Data items:
◇ ◇ ◇ ◇ ◇

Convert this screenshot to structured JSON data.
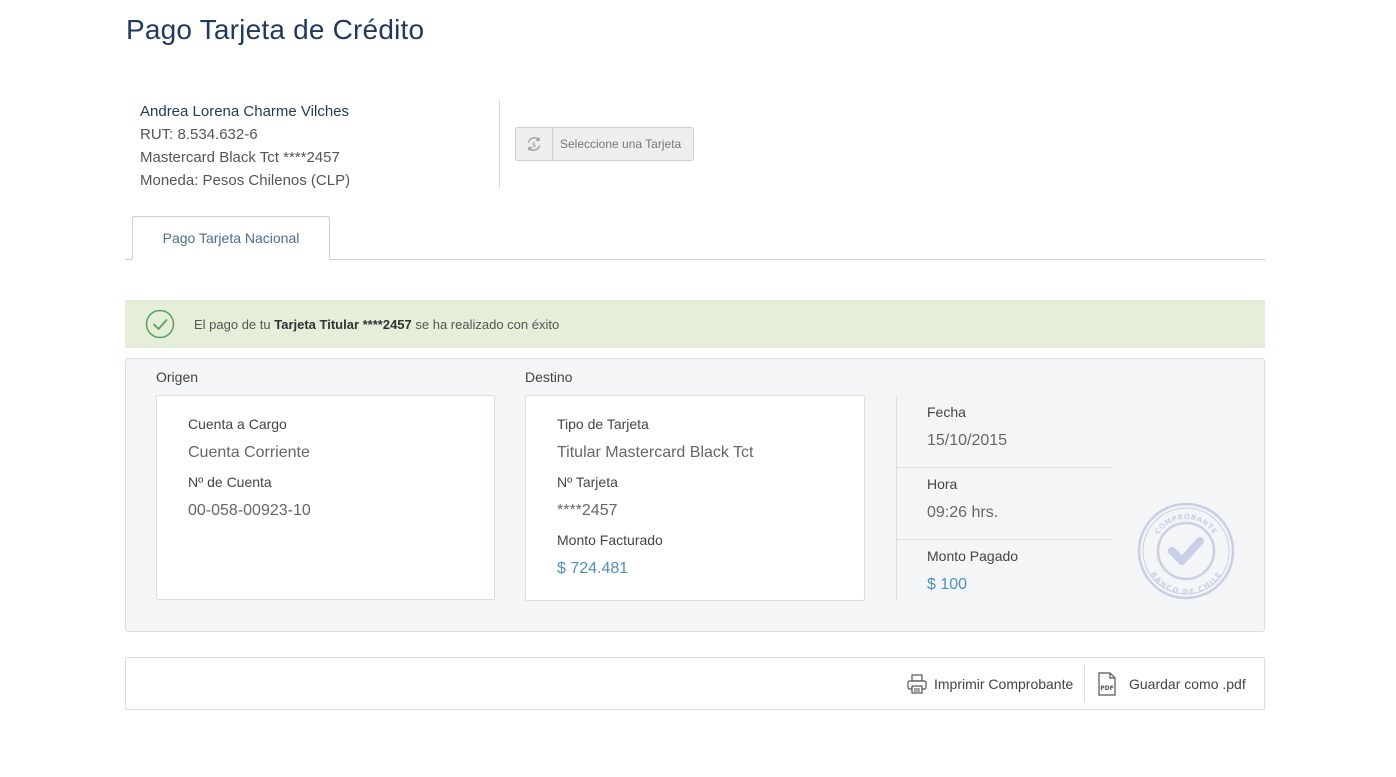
{
  "page": {
    "title": "Pago Tarjeta de Crédito"
  },
  "client": {
    "name": "Andrea Lorena Charme Vilches",
    "rut": "RUT: 8.534.632-6",
    "card": "Mastercard Black Tct ****2457",
    "currency": "Moneda: Pesos Chilenos (CLP)"
  },
  "select_card": {
    "label": "Seleccione una Tarjeta",
    "icon": "refresh-dollar-icon"
  },
  "tabs": [
    {
      "label": "Pago Tarjeta Nacional",
      "active": true
    }
  ],
  "alert": {
    "prefix": "El pago de tu ",
    "bold": "Tarjeta Titular ****2457",
    "suffix": " se ha realizado con éxito",
    "icon": "check-circle-icon",
    "color": "#e5eed9"
  },
  "origin": {
    "title": "Origen",
    "account_label": "Cuenta a Cargo",
    "account_value": "Cuenta Corriente",
    "number_label": "Nº de Cuenta",
    "number_value": "00-058-00923-10"
  },
  "destination": {
    "title": "Destino",
    "type_label": "Tipo de Tarjeta",
    "type_value": "Titular Mastercard Black Tct",
    "card_label": "Nº Tarjeta",
    "card_value": "****2457",
    "billed_label": "Monto Facturado",
    "billed_value": "$ 724.481"
  },
  "details": {
    "date_label": "Fecha",
    "date_value": "15/10/2015",
    "time_label": "Hora",
    "time_value": "09:26 hrs.",
    "paid_label": "Monto Pagado",
    "paid_value": "$ 100"
  },
  "stamp": {
    "top_text": "COMPROBANTE",
    "bottom_text": "BANCO DE CHILE",
    "icon": "approved-stamp-icon"
  },
  "actions": {
    "print_label": "Imprimir Comprobante",
    "pdf_label": "Guardar como .pdf",
    "pdf_icon_text": "PDF"
  },
  "colors": {
    "title": "#1f3a5f",
    "amount": "#4a90c8",
    "success_bg": "#e5eed9"
  }
}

◇ ◇ ◇ ◇ ◇

• EXERCISE PROMPT
The material above holds pictures; copy everything else in it exactly.

• RESPONSE BELOW
Convert this screenshot to structured JSON data.
{
  "page": {
    "title": "Pago Tarjeta de Crédito"
  },
  "client": {
    "name": "Andrea Lorena Charme Vilches",
    "rut": "RUT: 8.534.632-6",
    "card": "Mastercard Black Tct ****2457",
    "currency": "Moneda: Pesos Chilenos (CLP)"
  },
  "select_card": {
    "label": "Seleccione una Tarjeta",
    "icon": "refresh-dollar-icon"
  },
  "tabs": [
    {
      "label": "Pago Tarjeta Nacional",
      "active": true
    }
  ],
  "alert": {
    "prefix": "El pago de tu ",
    "bold": "Tarjeta Titular ****2457",
    "suffix": " se ha realizado con éxito",
    "icon": "check-circle-icon",
    "color": "#e5eed9"
  },
  "origin": {
    "title": "Origen",
    "account_label": "Cuenta a Cargo",
    "account_value": "Cuenta Corriente",
    "number_label": "Nº de Cuenta",
    "number_value": "00-058-00923-10"
  },
  "destination": {
    "title": "Destino",
    "type_label": "Tipo de Tarjeta",
    "type_value": "Titular Mastercard Black Tct",
    "card_label": "Nº Tarjeta",
    "card_value": "****2457",
    "billed_label": "Monto Facturado",
    "billed_value": "$ 724.481"
  },
  "details": {
    "date_label": "Fecha",
    "date_value": "15/10/2015",
    "time_label": "Hora",
    "time_value": "09:26 hrs.",
    "paid_label": "Monto Pagado",
    "paid_value": "$ 100"
  },
  "stamp": {
    "top_text": "COMPROBANTE",
    "bottom_text": "BANCO DE CHILE",
    "icon": "approved-stamp-icon"
  },
  "actions": {
    "print_label": "Imprimir Comprobante",
    "pdf_label": "Guardar como .pdf",
    "pdf_icon_text": "PDF"
  },
  "colors": {
    "title": "#1f3a5f",
    "amount": "#4a90c8",
    "success_bg": "#e5eed9"
  }
}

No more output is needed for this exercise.